- _Dataset rows_:
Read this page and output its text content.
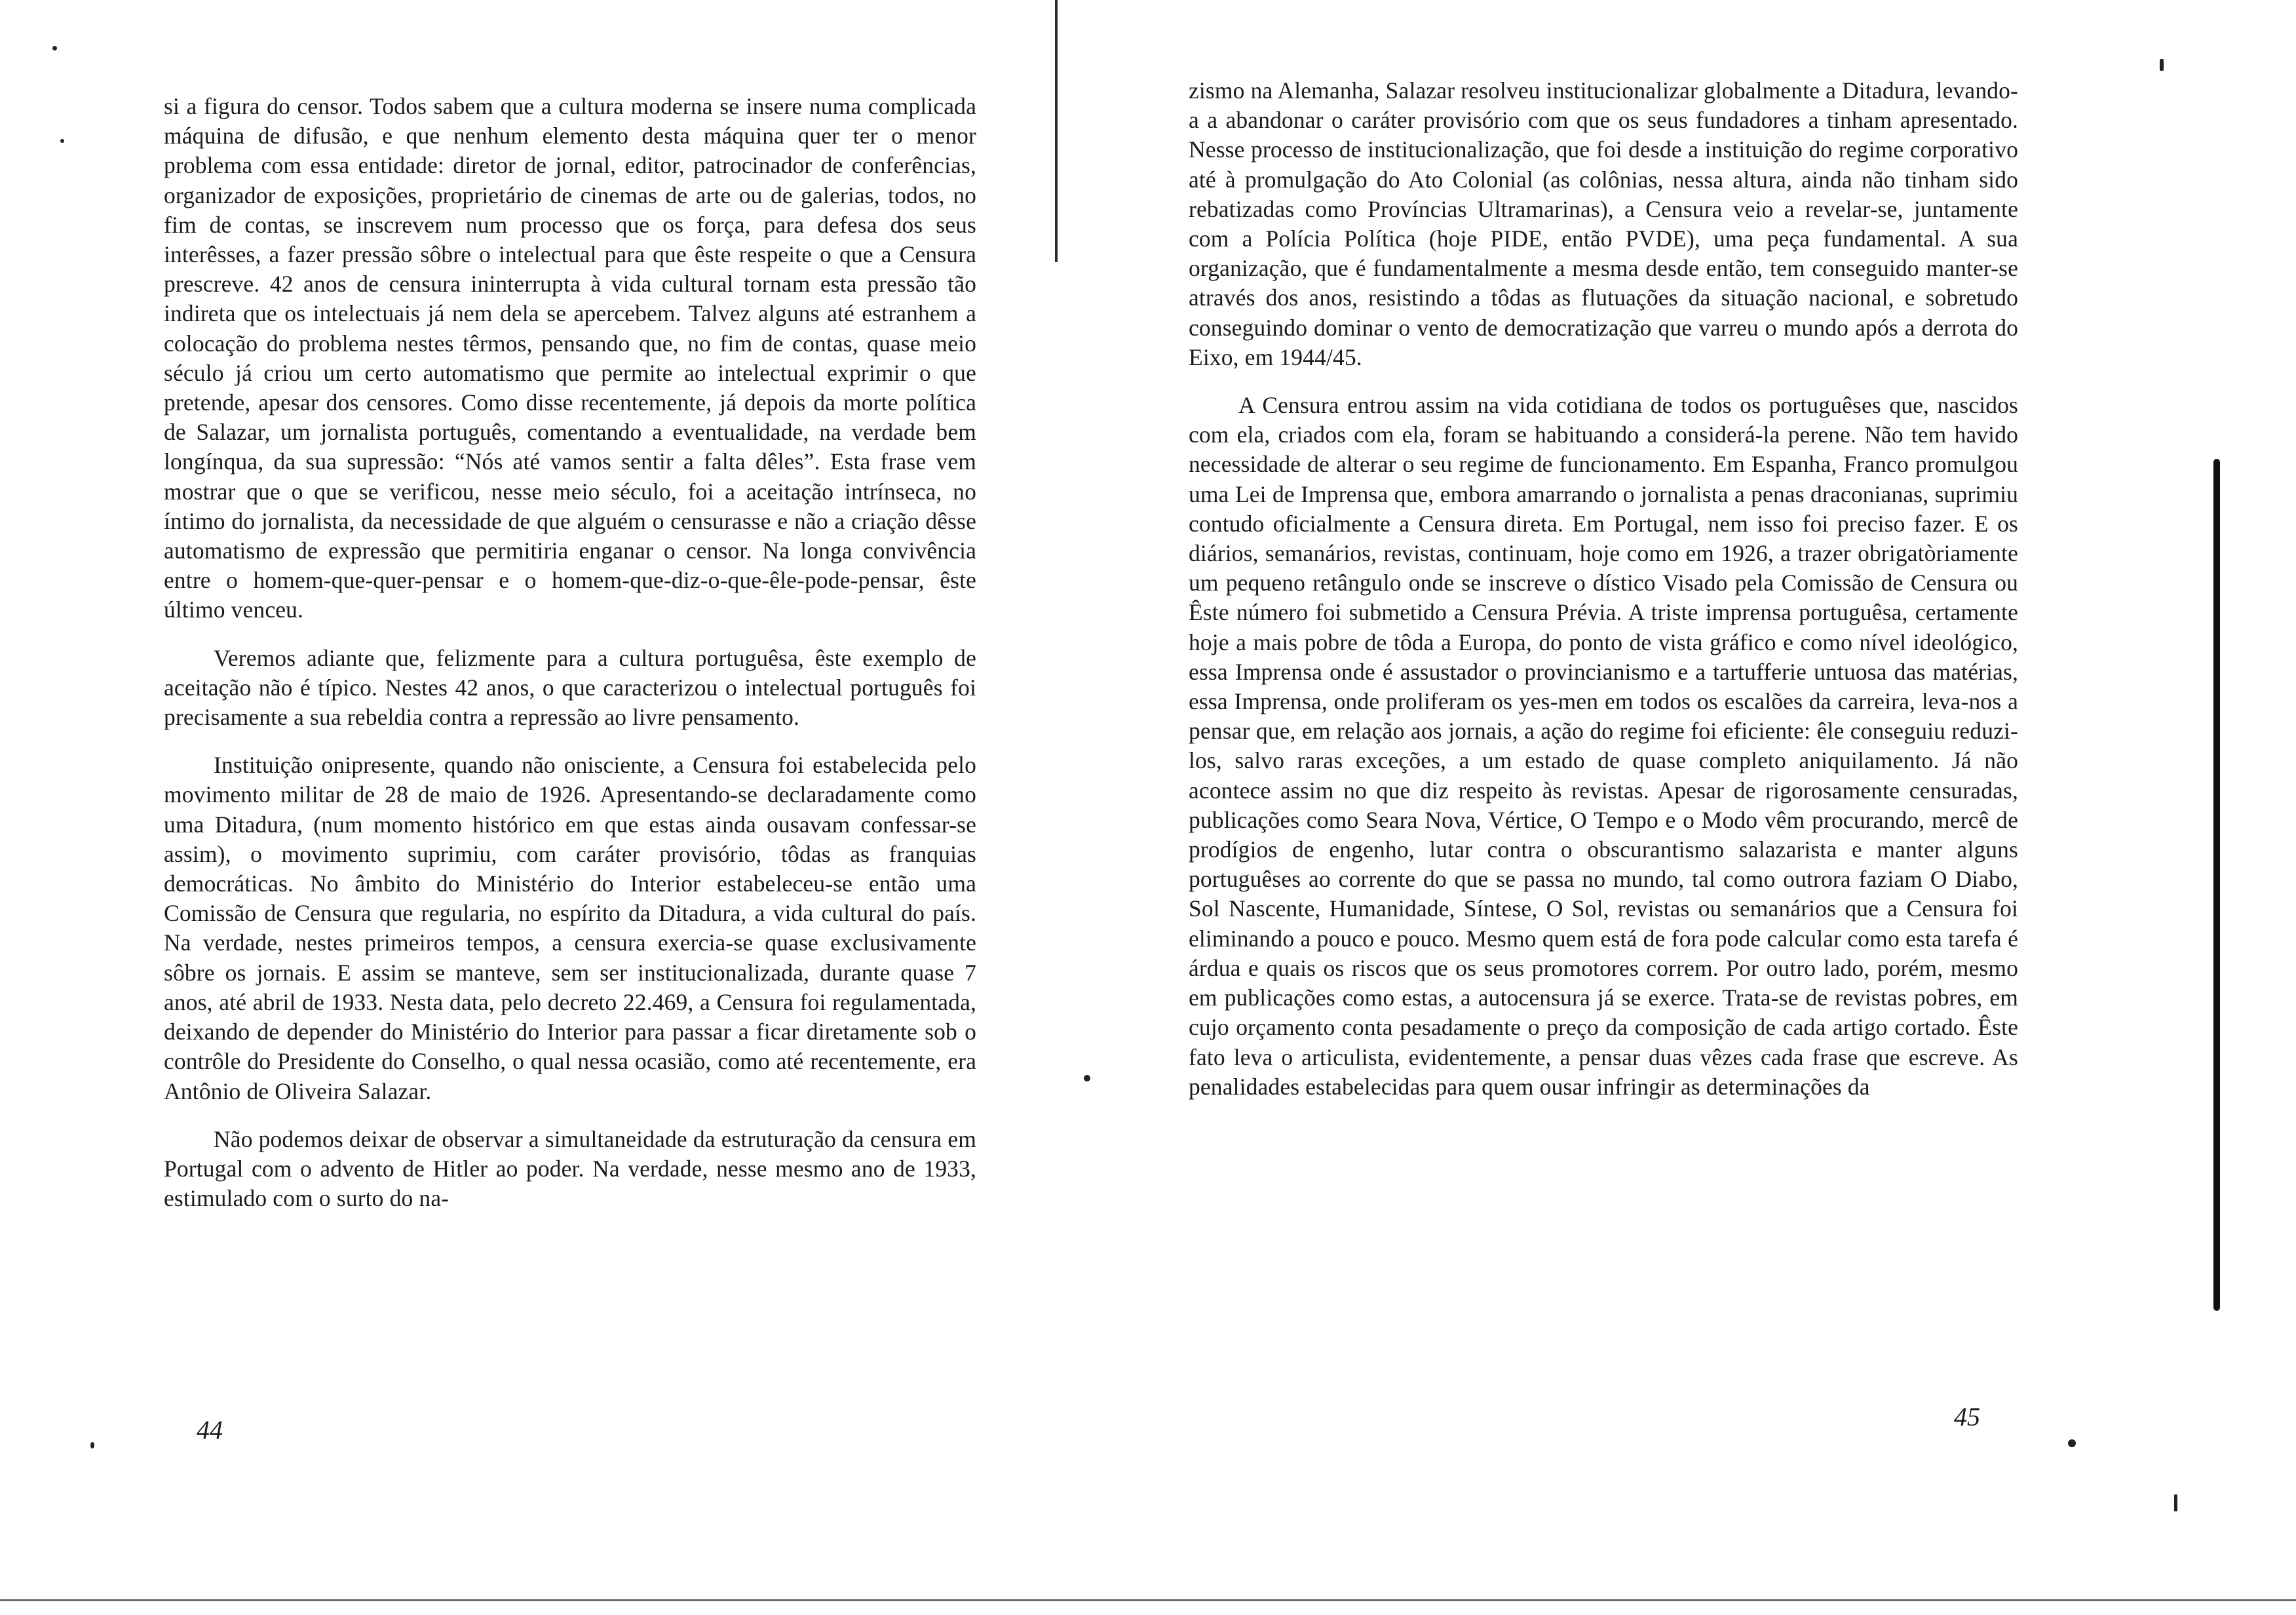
si a figura do censor. Todos sabem que a cultura moderna se insere numa complicada máquina de difusão, e que nenhum elemento desta máquina quer ter o menor problema com essa entidade: diretor de jornal, editor, patrocinador de conferências, organizador de exposições, proprietário de cinemas de arte ou de galerias, todos, no fim de contas, se inscrevem num processo que os força, para defesa dos seus interêsses, a fazer pressão sôbre o intelectual para que êste respeite o que a Censura prescreve. 42 anos de censura ininterrupta à vida cultural tornam esta pressão tão indireta que os intelectuais já nem dela se apercebem. Talvez alguns até estranhem a colocação do problema nestes têrmos, pensando que, no fim de contas, quase meio século já criou um certo automatismo que permite ao intelectual exprimir o que pretende, apesar dos censores. Como disse recentemente, já depois da morte política de Salazar, um jornalista português, comentando a eventualidade, na verdade bem longínqua, da sua supressão: “Nós até vamos sentir a falta dêles”. Esta frase vem mostrar que o que se verificou, nesse meio século, foi a aceitação intrínseca, no íntimo do jornalista, da necessidade de que alguém o censurasse e não a criação dêsse automatismo de expressão que permitiria enganar o censor. Na longa convivência entre o homem-que-quer-pensar e o homem-que-diz-o-que-êle-pode-pensar, êste último venceu.

Veremos adiante que, felizmente para a cultura portuguêsa, êste exemplo de aceitação não é típico. Nestes 42 anos, o que caracterizou o intelectual português foi precisamente a sua rebeldia contra a repressão ao livre pensamento.

Instituição onipresente, quando não onisciente, a Censura foi estabelecida pelo movimento militar de 28 de maio de 1926. Apresentando-se declaradamente como uma Ditadura, (num momento histórico em que estas ainda ousavam confessar-se assim), o movimento suprimiu, com caráter provisório, tôdas as franquias democráticas. No âmbito do Ministério do Interior estabeleceu-se então uma Comissão de Censura que regularia, no espírito da Ditadura, a vida cultural do país. Na verdade, nestes primeiros tempos, a censura exercia-se quase exclusivamente sôbre os jornais. E assim se manteve, sem ser institucionalizada, durante quase 7 anos, até abril de 1933. Nesta data, pelo decreto 22.469, a Censura foi regulamentada, deixando de depender do Ministério do Interior para passar a ficar diretamente sob o contrôle do Presidente do Conselho, o qual nessa ocasião, como até recentemente, era Antônio de Oliveira Salazar.

Não podemos deixar de observar a simultaneidade da estruturação da censura em Portugal com o advento de Hitler ao poder. Na verdade, nesse mesmo ano de 1933, estimulado com o surto do na-

44

zismo na Alemanha, Salazar resolveu institucionalizar globalmente a Ditadura, levando-a a abandonar o caráter provisório com que os seus fundadores a tinham apresentado. Nesse processo de institucionalização, que foi desde a instituição do regime corporativo até à promulgação do Ato Colonial (as colônias, nessa altura, ainda não tinham sido rebatizadas como Províncias Ultramarinas), a Censura veio a revelar-se, juntamente com a Polícia Política (hoje PIDE, então PVDE), uma peça fundamental. A sua organização, que é fundamentalmente a mesma desde então, tem conseguido manter-se através dos anos, resistindo a tôdas as flutuações da situação nacional, e sobretudo conseguindo dominar o vento de democratização que varreu o mundo após a derrota do Eixo, em 1944/45.

A Censura entrou assim na vida cotidiana de todos os portuguêses que, nascidos com ela, criados com ela, foram se habituando a considerá-la perene. Não tem havido necessidade de alterar o seu regime de funcionamento. Em Espanha, Franco promulgou uma Lei de Imprensa que, embora amarrando o jornalista a penas draconianas, suprimiu contudo oficialmente a Censura direta. Em Portugal, nem isso foi preciso fazer. E os diários, semanários, revistas, continuam, hoje como em 1926, a trazer obrigatòriamente um pequeno retângulo onde se inscreve o dístico Visado pela Comissão de Censura ou Êste número foi submetido a Censura Prévia. A triste imprensa portuguêsa, certamente hoje a mais pobre de tôda a Europa, do ponto de vista gráfico e como nível ideológico, essa Imprensa onde é assustador o provincianismo e a tartufferie untuosa das matérias, essa Imprensa, onde proliferam os yes-men em todos os escalões da carreira, leva-nos a pensar que, em relação aos jornais, a ação do regime foi eficiente: êle conseguiu reduzi-los, salvo raras exceções, a um estado de quase completo aniquilamento. Já não acontece assim no que diz respeito às revistas. Apesar de rigorosamente censuradas, publicações como Seara Nova, Vértice, O Tempo e o Modo vêm procurando, mercê de prodígios de engenho, lutar contra o obscurantismo salazarista e manter alguns portuguêses ao corrente do que se passa no mundo, tal como outrora faziam O Diabo, Sol Nascente, Humanidade, Síntese, O Sol, revistas ou semanários que a Censura foi eliminando a pouco e pouco. Mesmo quem está de fora pode calcular como esta tarefa é árdua e quais os riscos que os seus promotores correm. Por outro lado, porém, mesmo em publicações como estas, a autocensura já se exerce. Trata-se de revistas pobres, em cujo orçamento conta pesadamente o preço da composição de cada artigo cortado. Êste fato leva o articulista, evidentemente, a pensar duas vêzes cada frase que escreve. As penalidades estabelecidas para quem ousar infringir as determinações da

45
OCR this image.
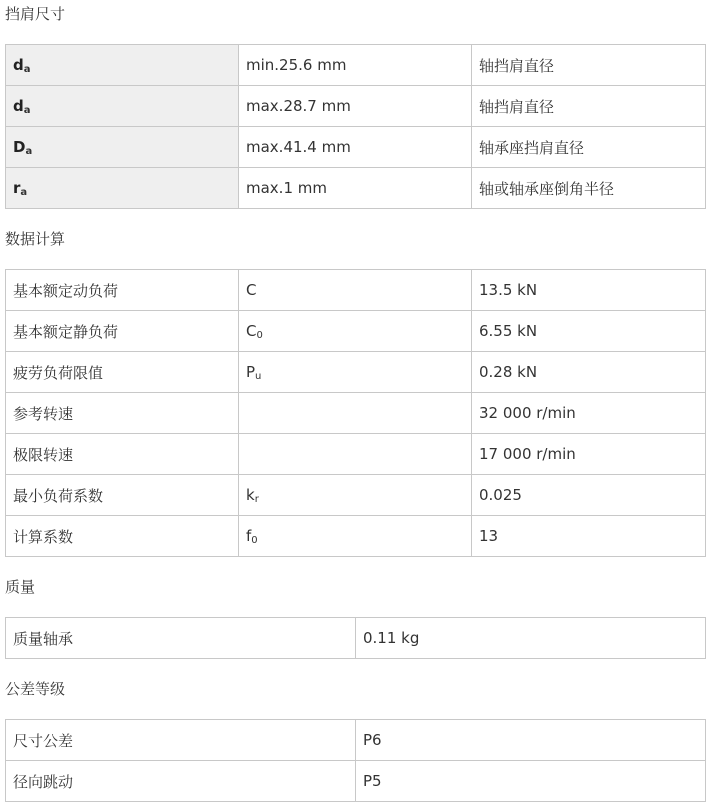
挡肩尺寸
da	min.25.6 mm	轴挡肩直径
da	max.28.7 mm	轴挡肩直径
Da	max.41.4 mm	轴承座挡肩直径
ra	max.1 mm	轴或轴承座倒角半径
数据计算
基本额定动负荷	C	13.5 kN
基本额定静负荷	C0	6.55 kN
疲劳负荷限值	Pu	0.28 kN
参考转速		32 000 r/min
极限转速		17 000 r/min
最小负荷系数	kr	0.025
计算系数	f0	13
质量
质量轴承	0.11 kg
公差等级
尺寸公差	P6
径向跳动	P5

- _Task details_:
Excluding the pictures, restate the records above word for word.

- _Solved exercise_:
Read this page and output its text content.
si a figura do censor. Todos sabem que a cultura moderna se insere numa complicada máquina de difusão, e que nenhum elemento desta máquina quer ter o menor problema com essa entidade: diretor de jornal, editor, patrocinador de conferências, organizador de exposições, proprietário de cinemas de arte ou de galerias, todos, no fim de contas, se inscrevem num processo que os força, para defesa dos seus interêsses, a fazer pressão sôbre o intelectual para que êste respeite o que a Censura prescreve. 42 anos de censura ininterrupta à vida cultural tornam esta pressão tão indireta que os intelectuais já nem dela se apercebem. Talvez alguns até estranhem a colocação do problema nestes têrmos, pensando que, no fim de contas, quase meio século já criou um certo automatismo que permite ao intelectual exprimir o que pretende, apesar dos censores. Como disse recentemente, já depois da morte política de Salazar, um jornalista português, comentando a eventualidade, na verdade bem longínqua, da sua supressão: “Nós até vamos sentir a falta dêles”. Esta frase vem mostrar que o que se verificou, nesse meio século, foi a aceitação intrínseca, no íntimo do jornalista, da necessidade de que alguém o censurasse e não a criação dêsse automatismo de expressão que permitiria enganar o censor. Na longa convivência entre o homem-que-quer-pensar e o homem-que-diz-o-que-êle-pode-pensar, êste último venceu.

Veremos adiante que, felizmente para a cultura portuguêsa, êste exemplo de aceitação não é típico. Nestes 42 anos, o que caracterizou o intelectual português foi precisamente a sua rebeldia contra a repressão ao livre pensamento.

Instituição onipresente, quando não onisciente, a Censura foi estabelecida pelo movimento militar de 28 de maio de 1926. Apresentando-se declaradamente como uma Ditadura, (num momento histórico em que estas ainda ousavam confessar-se assim), o movimento suprimiu, com caráter provisório, tôdas as franquias democráticas. No âmbito do Ministério do Interior estabeleceu-se então uma Comissão de Censura que regularia, no espírito da Ditadura, a vida cultural do país. Na verdade, nestes primeiros tempos, a censura exercia-se quase exclusivamente sôbre os jornais. E assim se manteve, sem ser institucionalizada, durante quase 7 anos, até abril de 1933. Nesta data, pelo decreto 22.469, a Censura foi regulamentada, deixando de depender do Ministério do Interior para passar a ficar diretamente sob o contrôle do Presidente do Conselho, o qual nessa ocasião, como até recentemente, era Antônio de Oliveira Salazar.

Não podemos deixar de observar a simultaneidade da estruturação da censura em Portugal com o advento de Hitler ao poder. Na verdade, nesse mesmo ano de 1933, estimulado com o surto do na-

44

zismo na Alemanha, Salazar resolveu institucionalizar globalmente a Ditadura, levando-a a abandonar o caráter provisório com que os seus fundadores a tinham apresentado. Nesse processo de institucionalização, que foi desde a instituição do regime corporativo até à promulgação do Ato Colonial (as colônias, nessa altura, ainda não tinham sido rebatizadas como Províncias Ultramarinas), a Censura veio a revelar-se, juntamente com a Polícia Política (hoje PIDE, então PVDE), uma peça fundamental. A sua organização, que é fundamentalmente a mesma desde então, tem conseguido manter-se através dos anos, resistindo a tôdas as flutuações da situação nacional, e sobretudo conseguindo dominar o vento de democratização que varreu o mundo após a derrota do Eixo, em 1944/45.

A Censura entrou assim na vida cotidiana de todos os portuguêses que, nascidos com ela, criados com ela, foram se habituando a considerá-la perene. Não tem havido necessidade de alterar o seu regime de funcionamento. Em Espanha, Franco promulgou uma Lei de Imprensa que, embora amarrando o jornalista a penas draconianas, suprimiu contudo oficialmente a Censura direta. Em Portugal, nem isso foi preciso fazer. E os diários, semanários, revistas, continuam, hoje como em 1926, a trazer obrigatòriamente um pequeno retângulo onde se inscreve o dístico Visado pela Comissão de Censura ou Êste número foi submetido a Censura Prévia. A triste imprensa portuguêsa, certamente hoje a mais pobre de tôda a Europa, do ponto de vista gráfico e como nível ideológico, essa Imprensa onde é assustador o provincianismo e a tartufferie untuosa das matérias, essa Imprensa, onde proliferam os yes-men em todos os escalões da carreira, leva-nos a pensar que, em relação aos jornais, a ação do regime foi eficiente: êle conseguiu reduzi-los, salvo raras exceções, a um estado de quase completo aniquilamento. Já não acontece assim no que diz respeito às revistas. Apesar de rigorosamente censuradas, publicações como Seara Nova, Vértice, O Tempo e o Modo vêm procurando, mercê de prodígios de engenho, lutar contra o obscurantismo salazarista e manter alguns portuguêses ao corrente do que se passa no mundo, tal como outrora faziam O Diabo, Sol Nascente, Humanidade, Síntese, O Sol, revistas ou semanários que a Censura foi eliminando a pouco e pouco. Mesmo quem está de fora pode calcular como esta tarefa é árdua e quais os riscos que os seus promotores correm. Por outro lado, porém, mesmo em publicações como estas, a autocensura já se exerce. Trata-se de revistas pobres, em cujo orçamento conta pesadamente o preço da composição de cada artigo cortado. Êste fato leva o articulista, evidentemente, a pensar duas vêzes cada frase que escreve. As penalidades estabelecidas para quem ousar infringir as determinações da

45
OCR this image.
挡肩尺寸
da	min.25.6 mm	轴挡肩直径
da	max.28.7 mm	轴挡肩直径
Da	max.41.4 mm	轴承座挡肩直径
ra	max.1 mm	轴或轴承座倒角半径
数据计算
基本额定动负荷	C	13.5 kN
基本额定静负荷	C0	6.55 kN
疲劳负荷限值	Pu	0.28 kN
参考转速		32 000 r/min
极限转速		17 000 r/min
最小负荷系数	kr	0.025
计算系数	f0	13
质量
质量轴承	0.11 kg
公差等级
尺寸公差	P6
径向跳动	P5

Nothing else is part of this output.